• _Stated exercise_: Identify all lines in the data containing the string "Cartridges". Copy them out.

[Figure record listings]
+ + + +

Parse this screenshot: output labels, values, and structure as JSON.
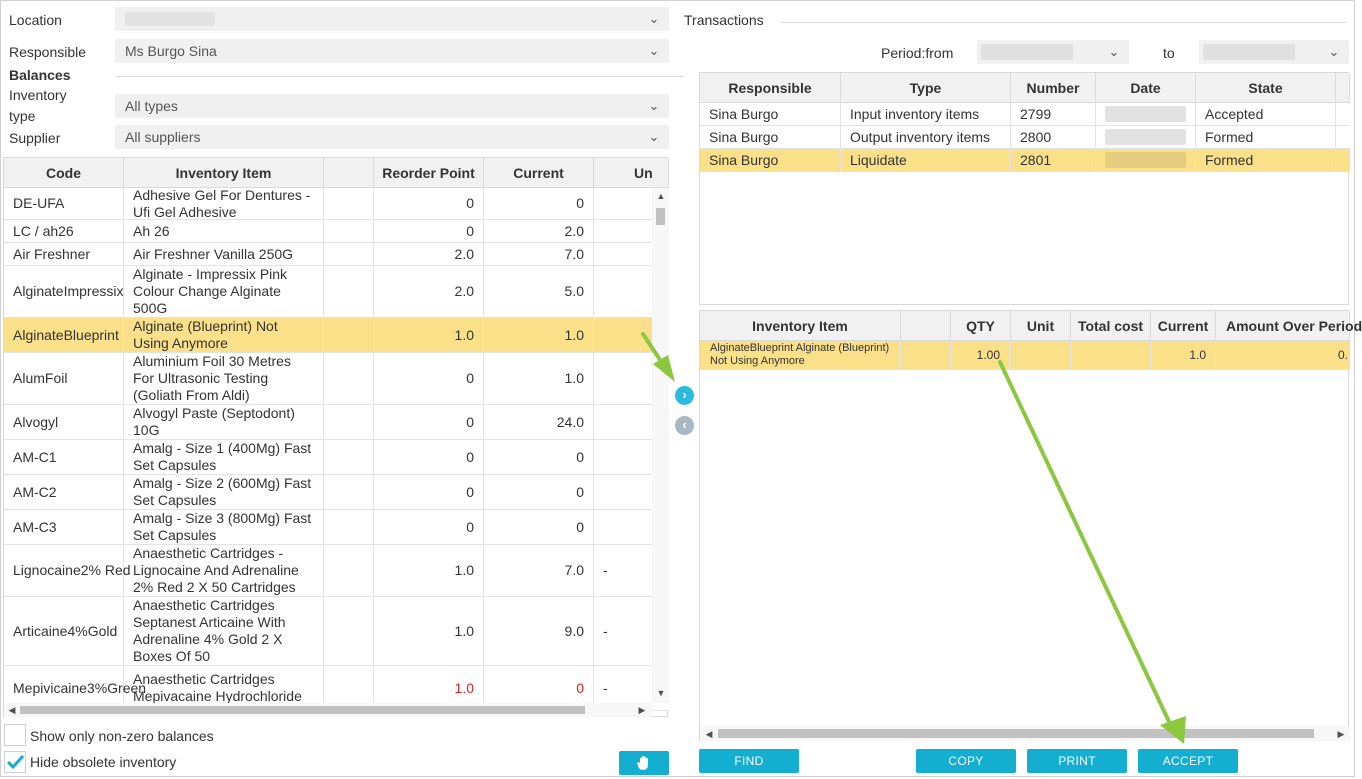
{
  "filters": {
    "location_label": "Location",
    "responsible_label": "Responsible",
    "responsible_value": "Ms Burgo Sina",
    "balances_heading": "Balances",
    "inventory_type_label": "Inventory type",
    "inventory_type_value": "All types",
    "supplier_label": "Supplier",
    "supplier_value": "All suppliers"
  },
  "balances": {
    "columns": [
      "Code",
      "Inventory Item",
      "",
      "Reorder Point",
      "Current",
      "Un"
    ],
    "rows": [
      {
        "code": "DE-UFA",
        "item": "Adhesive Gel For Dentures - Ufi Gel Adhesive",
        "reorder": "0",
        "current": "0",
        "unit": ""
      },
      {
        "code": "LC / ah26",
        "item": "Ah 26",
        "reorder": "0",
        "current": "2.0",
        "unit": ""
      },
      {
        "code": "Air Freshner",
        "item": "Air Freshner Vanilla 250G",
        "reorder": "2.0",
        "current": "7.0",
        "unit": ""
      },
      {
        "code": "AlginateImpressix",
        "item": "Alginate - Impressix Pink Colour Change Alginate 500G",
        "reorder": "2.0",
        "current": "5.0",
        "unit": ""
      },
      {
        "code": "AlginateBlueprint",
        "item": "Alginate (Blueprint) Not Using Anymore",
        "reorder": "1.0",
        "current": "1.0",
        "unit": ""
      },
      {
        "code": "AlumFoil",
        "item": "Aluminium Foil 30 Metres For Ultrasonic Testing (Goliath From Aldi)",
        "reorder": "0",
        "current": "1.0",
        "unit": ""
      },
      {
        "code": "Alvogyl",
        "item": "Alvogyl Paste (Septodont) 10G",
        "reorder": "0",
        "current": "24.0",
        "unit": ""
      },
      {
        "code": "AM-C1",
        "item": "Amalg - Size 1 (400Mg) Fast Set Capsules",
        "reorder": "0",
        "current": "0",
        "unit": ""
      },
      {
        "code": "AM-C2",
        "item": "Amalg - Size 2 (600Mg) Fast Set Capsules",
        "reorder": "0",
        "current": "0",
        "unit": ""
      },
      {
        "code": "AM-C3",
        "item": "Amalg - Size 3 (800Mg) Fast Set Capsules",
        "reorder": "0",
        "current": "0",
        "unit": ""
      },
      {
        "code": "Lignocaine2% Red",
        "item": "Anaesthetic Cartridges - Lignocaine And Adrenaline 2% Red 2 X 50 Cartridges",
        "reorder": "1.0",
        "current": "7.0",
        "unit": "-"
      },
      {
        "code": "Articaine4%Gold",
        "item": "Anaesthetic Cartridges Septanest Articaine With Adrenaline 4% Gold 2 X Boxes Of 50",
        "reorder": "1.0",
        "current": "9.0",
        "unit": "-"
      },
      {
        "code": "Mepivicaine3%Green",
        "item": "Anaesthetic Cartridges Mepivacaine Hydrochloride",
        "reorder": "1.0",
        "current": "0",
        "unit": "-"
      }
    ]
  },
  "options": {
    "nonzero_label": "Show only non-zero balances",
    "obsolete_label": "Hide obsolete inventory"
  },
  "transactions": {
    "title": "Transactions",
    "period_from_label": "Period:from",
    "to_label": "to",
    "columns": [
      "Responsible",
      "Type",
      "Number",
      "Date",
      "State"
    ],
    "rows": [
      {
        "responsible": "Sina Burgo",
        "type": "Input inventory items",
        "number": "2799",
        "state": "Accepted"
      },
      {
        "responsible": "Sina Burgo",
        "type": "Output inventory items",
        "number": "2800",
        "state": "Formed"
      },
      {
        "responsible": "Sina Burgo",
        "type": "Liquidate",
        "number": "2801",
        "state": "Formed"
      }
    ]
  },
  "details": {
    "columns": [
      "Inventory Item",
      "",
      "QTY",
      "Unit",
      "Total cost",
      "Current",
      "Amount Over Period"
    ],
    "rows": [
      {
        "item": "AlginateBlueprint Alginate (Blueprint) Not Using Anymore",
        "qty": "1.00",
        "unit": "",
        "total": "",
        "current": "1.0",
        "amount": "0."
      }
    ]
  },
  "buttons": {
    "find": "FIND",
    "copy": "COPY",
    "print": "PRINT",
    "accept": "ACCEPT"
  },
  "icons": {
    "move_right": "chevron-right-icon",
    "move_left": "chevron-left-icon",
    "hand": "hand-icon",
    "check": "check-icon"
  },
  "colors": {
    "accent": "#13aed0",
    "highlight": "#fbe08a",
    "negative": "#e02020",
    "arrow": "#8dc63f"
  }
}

+ + + +

• _Worked solution_:
        "item": "Anaesthetic Cartridges - Lignocaine And Adrenaline 2% Red 2 X 50 Cartridges",
        "item": "Anaesthetic Cartridges Septanest Articaine With Adrenaline 4% Gold 2 X Boxes Of 50",
        "item": "Anaesthetic Cartridges Mepivacaine Hydrochloride",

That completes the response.